Reproduce every entry below precisely; do not include the pictures.

# start of Records

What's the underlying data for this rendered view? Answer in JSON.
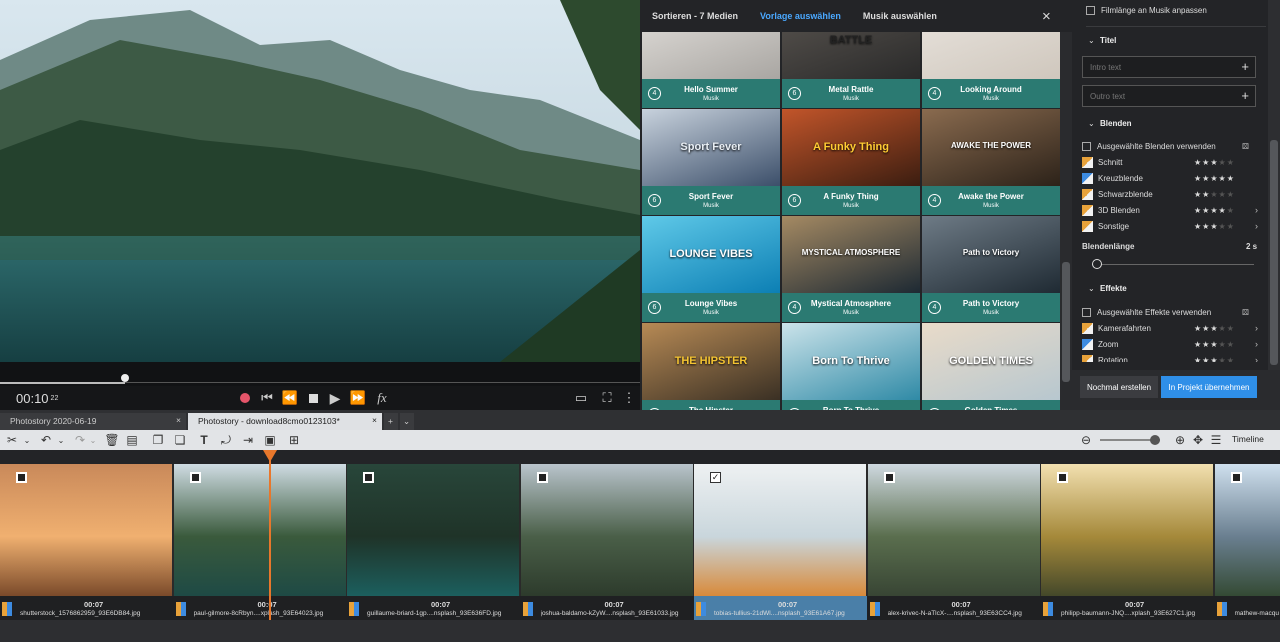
{
  "preview": {
    "timecode": "00:10",
    "frames": "22"
  },
  "templates": {
    "sort_label": "Sortieren - 7 Medien",
    "tab_templates": "Vorlage auswählen",
    "tab_music": "Musik auswählen",
    "close": "×",
    "tiles": [
      {
        "title": "Hello Summer",
        "sub": "Musik",
        "num": "4",
        "thumb_text": ""
      },
      {
        "title": "Metal Rattle",
        "sub": "Musik",
        "num": "6",
        "thumb_text": "BATTLE"
      },
      {
        "title": "Looking Around",
        "sub": "Musik",
        "num": "4",
        "thumb_text": ""
      },
      {
        "title": "Sport Fever",
        "sub": "Musik",
        "num": "6",
        "thumb_text": "Sport Fever"
      },
      {
        "title": "A Funky Thing",
        "sub": "Musik",
        "num": "6",
        "thumb_text": "A Funky Thing"
      },
      {
        "title": "Awake the Power",
        "sub": "Musik",
        "num": "4",
        "thumb_text": "AWAKE THE POWER"
      },
      {
        "title": "Lounge Vibes",
        "sub": "Musik",
        "num": "6",
        "thumb_text": "LOUNGE VIBES"
      },
      {
        "title": "Mystical Atmosphere",
        "sub": "Musik",
        "num": "4",
        "thumb_text": "MYSTICAL ATMOSPHERE"
      },
      {
        "title": "Path to Victory",
        "sub": "Musik",
        "num": "4",
        "thumb_text": "Path to Victory"
      },
      {
        "title": "The Hipster",
        "sub": "Musik",
        "num": "6",
        "thumb_text": "THE HIPSTER"
      },
      {
        "title": "Born To Thrive",
        "sub": "Musik",
        "num": "4",
        "thumb_text": "Born To Thrive"
      },
      {
        "title": "Golden Times",
        "sub": "Musik",
        "num": "4",
        "thumb_text": "GOLDEN TIMES"
      }
    ]
  },
  "side": {
    "fit_music": "Filmlänge an Musik anpassen",
    "titel": "Titel",
    "intro_placeholder": "Intro text",
    "outro_placeholder": "Outro text",
    "blenden": "Blenden",
    "use_selected_blends": "Ausgewählte Blenden verwenden",
    "blend_items": [
      {
        "label": "Schnitt",
        "stars": 3,
        "arrow": false,
        "color": "#e8a23a"
      },
      {
        "label": "Kreuzblende",
        "stars": 5,
        "arrow": false,
        "color": "#3d8be0"
      },
      {
        "label": "Schwarzblende",
        "stars": 2,
        "arrow": false,
        "color": "#e8a23a"
      },
      {
        "label": "3D Blenden",
        "stars": 4,
        "arrow": true,
        "color": "#e8a23a"
      },
      {
        "label": "Sonstige",
        "stars": 3,
        "arrow": true,
        "color": "#e8a23a"
      }
    ],
    "blend_length": "Blendenlänge",
    "blend_length_value": "2 s",
    "effekte": "Effekte",
    "use_selected_effects": "Ausgewählte Effekte verwenden",
    "effect_items": [
      {
        "label": "Kamerafahrten",
        "stars": 3,
        "arrow": true,
        "color": "#e8a23a"
      },
      {
        "label": "Zoom",
        "stars": 3,
        "arrow": true,
        "color": "#3d8be0"
      },
      {
        "label": "Rotation",
        "stars": 3,
        "arrow": true,
        "color": "#e8a23a"
      }
    ],
    "btn_again": "Nochmal erstellen",
    "btn_apply": "In Projekt übernehmen"
  },
  "tabs": {
    "tab1": "Photostory 2020-06-19",
    "tab2": "Photostory - download8cmo0123103*"
  },
  "toolbar": {
    "timeline": "Timeline"
  },
  "clips": [
    {
      "dur": "00:07",
      "file": "shutterstock_1576862959_93E6DB84.jpg",
      "checked": false
    },
    {
      "dur": "00:07",
      "file": "paul-gilmore-8cRbyn....xplash_93E64023.jpg",
      "checked": false
    },
    {
      "dur": "00:07",
      "file": "guillaume-briard-1gp....nsplash_93E636FD.jpg",
      "checked": false
    },
    {
      "dur": "00:07",
      "file": "joshua-baldamo-kZyW....nsplash_93E61033.jpg",
      "checked": false
    },
    {
      "dur": "00:07",
      "file": "tobias-tullius-21dWl....nsplash_93E61A67.jpg",
      "checked": true
    },
    {
      "dur": "00:07",
      "file": "alex-krivec-N-aTlcX-....nsplash_93E63CC4.jpg",
      "checked": false
    },
    {
      "dur": "00:07",
      "file": "philipp-baumann-JNQ....xplash_93E627C1.jpg",
      "checked": false
    },
    {
      "dur": "",
      "file": "mathew-macqu",
      "checked": false
    }
  ],
  "colors": {
    "accent": "#4aa8ff",
    "teal": "#2b7a72",
    "playhead": "#e8772b",
    "apply": "#2f8fe8"
  }
}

# end of Records

— Solution —
What's the underlying data for this rendered view? Answer in JSON.
{
  "preview": {
    "timecode": "00:10",
    "frames": "22"
  },
  "templates": {
    "sort_label": "Sortieren - 7 Medien",
    "tab_templates": "Vorlage auswählen",
    "tab_music": "Musik auswählen",
    "close": "×",
    "tiles": [
      {
        "title": "Hello Summer",
        "sub": "Musik",
        "num": "4",
        "thumb_text": ""
      },
      {
        "title": "Metal Rattle",
        "sub": "Musik",
        "num": "6",
        "thumb_text": "BATTLE"
      },
      {
        "title": "Looking Around",
        "sub": "Musik",
        "num": "4",
        "thumb_text": ""
      },
      {
        "title": "Sport Fever",
        "sub": "Musik",
        "num": "6",
        "thumb_text": "Sport Fever"
      },
      {
        "title": "A Funky Thing",
        "sub": "Musik",
        "num": "6",
        "thumb_text": "A Funky Thing"
      },
      {
        "title": "Awake the Power",
        "sub": "Musik",
        "num": "4",
        "thumb_text": "AWAKE THE POWER"
      },
      {
        "title": "Lounge Vibes",
        "sub": "Musik",
        "num": "6",
        "thumb_text": "LOUNGE VIBES"
      },
      {
        "title": "Mystical Atmosphere",
        "sub": "Musik",
        "num": "4",
        "thumb_text": "MYSTICAL ATMOSPHERE"
      },
      {
        "title": "Path to Victory",
        "sub": "Musik",
        "num": "4",
        "thumb_text": "Path to Victory"
      },
      {
        "title": "The Hipster",
        "sub": "Musik",
        "num": "6",
        "thumb_text": "THE HIPSTER"
      },
      {
        "title": "Born To Thrive",
        "sub": "Musik",
        "num": "4",
        "thumb_text": "Born To Thrive"
      },
      {
        "title": "Golden Times",
        "sub": "Musik",
        "num": "4",
        "thumb_text": "GOLDEN TIMES"
      }
    ]
  },
  "side": {
    "fit_music": "Filmlänge an Musik anpassen",
    "titel": "Titel",
    "intro_placeholder": "Intro text",
    "outro_placeholder": "Outro text",
    "blenden": "Blenden",
    "use_selected_blends": "Ausgewählte Blenden verwenden",
    "blend_items": [
      {
        "label": "Schnitt",
        "stars": 3,
        "arrow": false,
        "color": "#e8a23a"
      },
      {
        "label": "Kreuzblende",
        "stars": 5,
        "arrow": false,
        "color": "#3d8be0"
      },
      {
        "label": "Schwarzblende",
        "stars": 2,
        "arrow": false,
        "color": "#e8a23a"
      },
      {
        "label": "3D Blenden",
        "stars": 4,
        "arrow": true,
        "color": "#e8a23a"
      },
      {
        "label": "Sonstige",
        "stars": 3,
        "arrow": true,
        "color": "#e8a23a"
      }
    ],
    "blend_length": "Blendenlänge",
    "blend_length_value": "2 s",
    "effekte": "Effekte",
    "use_selected_effects": "Ausgewählte Effekte verwenden",
    "effect_items": [
      {
        "label": "Kamerafahrten",
        "stars": 3,
        "arrow": true,
        "color": "#e8a23a"
      },
      {
        "label": "Zoom",
        "stars": 3,
        "arrow": true,
        "color": "#3d8be0"
      },
      {
        "label": "Rotation",
        "stars": 3,
        "arrow": true,
        "color": "#e8a23a"
      }
    ],
    "btn_again": "Nochmal erstellen",
    "btn_apply": "In Projekt übernehmen"
  },
  "tabs": {
    "tab1": "Photostory 2020-06-19",
    "tab2": "Photostory - download8cmo0123103*"
  },
  "toolbar": {
    "timeline": "Timeline"
  },
  "clips": [
    {
      "dur": "00:07",
      "file": "shutterstock_1576862959_93E6DB84.jpg",
      "checked": false
    },
    {
      "dur": "00:07",
      "file": "paul-gilmore-8cRbyn....xplash_93E64023.jpg",
      "checked": false
    },
    {
      "dur": "00:07",
      "file": "guillaume-briard-1gp....nsplash_93E636FD.jpg",
      "checked": false
    },
    {
      "dur": "00:07",
      "file": "joshua-baldamo-kZyW....nsplash_93E61033.jpg",
      "checked": false
    },
    {
      "dur": "00:07",
      "file": "tobias-tullius-21dWl....nsplash_93E61A67.jpg",
      "checked": true
    },
    {
      "dur": "00:07",
      "file": "alex-krivec-N-aTlcX-....nsplash_93E63CC4.jpg",
      "checked": false
    },
    {
      "dur": "00:07",
      "file": "philipp-baumann-JNQ....xplash_93E627C1.jpg",
      "checked": false
    },
    {
      "dur": "",
      "file": "mathew-macqu",
      "checked": false
    }
  ],
  "colors": {
    "accent": "#4aa8ff",
    "teal": "#2b7a72",
    "playhead": "#e8772b",
    "apply": "#2f8fe8"
  }
}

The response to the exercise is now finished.